> **GIVEN INFORMATION**
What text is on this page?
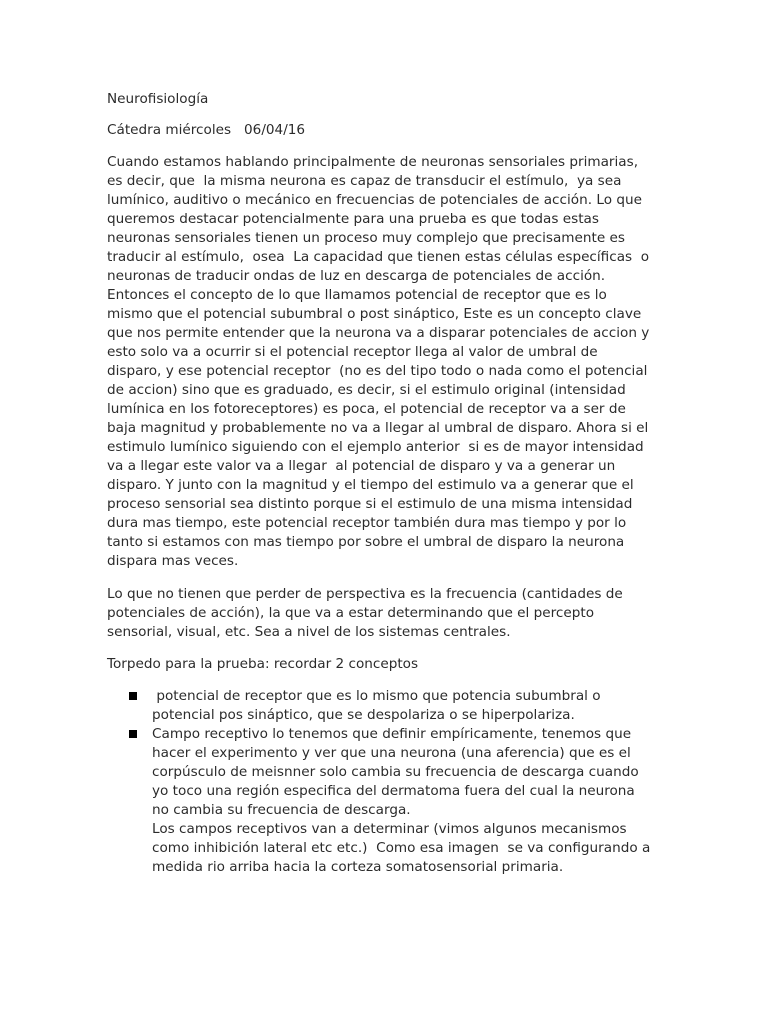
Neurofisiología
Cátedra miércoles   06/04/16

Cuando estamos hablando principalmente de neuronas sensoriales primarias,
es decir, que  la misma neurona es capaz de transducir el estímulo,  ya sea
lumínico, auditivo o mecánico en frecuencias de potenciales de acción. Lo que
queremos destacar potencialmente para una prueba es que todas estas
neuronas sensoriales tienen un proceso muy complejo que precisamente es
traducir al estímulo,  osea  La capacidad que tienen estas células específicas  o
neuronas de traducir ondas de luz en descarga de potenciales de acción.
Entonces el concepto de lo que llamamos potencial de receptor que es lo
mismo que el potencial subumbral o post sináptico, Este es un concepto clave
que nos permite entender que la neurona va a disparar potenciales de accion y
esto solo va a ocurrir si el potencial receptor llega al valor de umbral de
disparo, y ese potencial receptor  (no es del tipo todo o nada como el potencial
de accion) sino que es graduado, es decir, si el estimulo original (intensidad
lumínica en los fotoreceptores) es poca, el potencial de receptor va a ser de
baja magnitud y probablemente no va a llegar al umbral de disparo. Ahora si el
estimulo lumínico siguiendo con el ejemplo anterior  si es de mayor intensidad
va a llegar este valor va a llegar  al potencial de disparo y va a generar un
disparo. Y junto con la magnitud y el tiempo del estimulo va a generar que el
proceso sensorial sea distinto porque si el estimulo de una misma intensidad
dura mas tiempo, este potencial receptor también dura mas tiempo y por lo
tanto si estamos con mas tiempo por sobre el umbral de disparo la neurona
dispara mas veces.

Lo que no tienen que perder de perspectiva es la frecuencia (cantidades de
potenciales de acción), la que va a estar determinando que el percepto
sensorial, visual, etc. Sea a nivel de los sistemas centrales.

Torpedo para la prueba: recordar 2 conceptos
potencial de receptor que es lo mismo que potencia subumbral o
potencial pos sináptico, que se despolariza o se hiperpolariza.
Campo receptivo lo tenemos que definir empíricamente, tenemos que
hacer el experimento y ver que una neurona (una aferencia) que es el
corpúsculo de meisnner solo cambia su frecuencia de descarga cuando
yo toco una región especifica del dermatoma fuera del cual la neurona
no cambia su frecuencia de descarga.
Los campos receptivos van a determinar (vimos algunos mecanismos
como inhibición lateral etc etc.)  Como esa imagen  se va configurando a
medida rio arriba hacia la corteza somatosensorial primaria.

> **REQUIREMENT**
The answer is the number of lines in the preceding material that hold "magnitud"; write that number and nothing else.

> **ANSWER TO THIS TASK**
2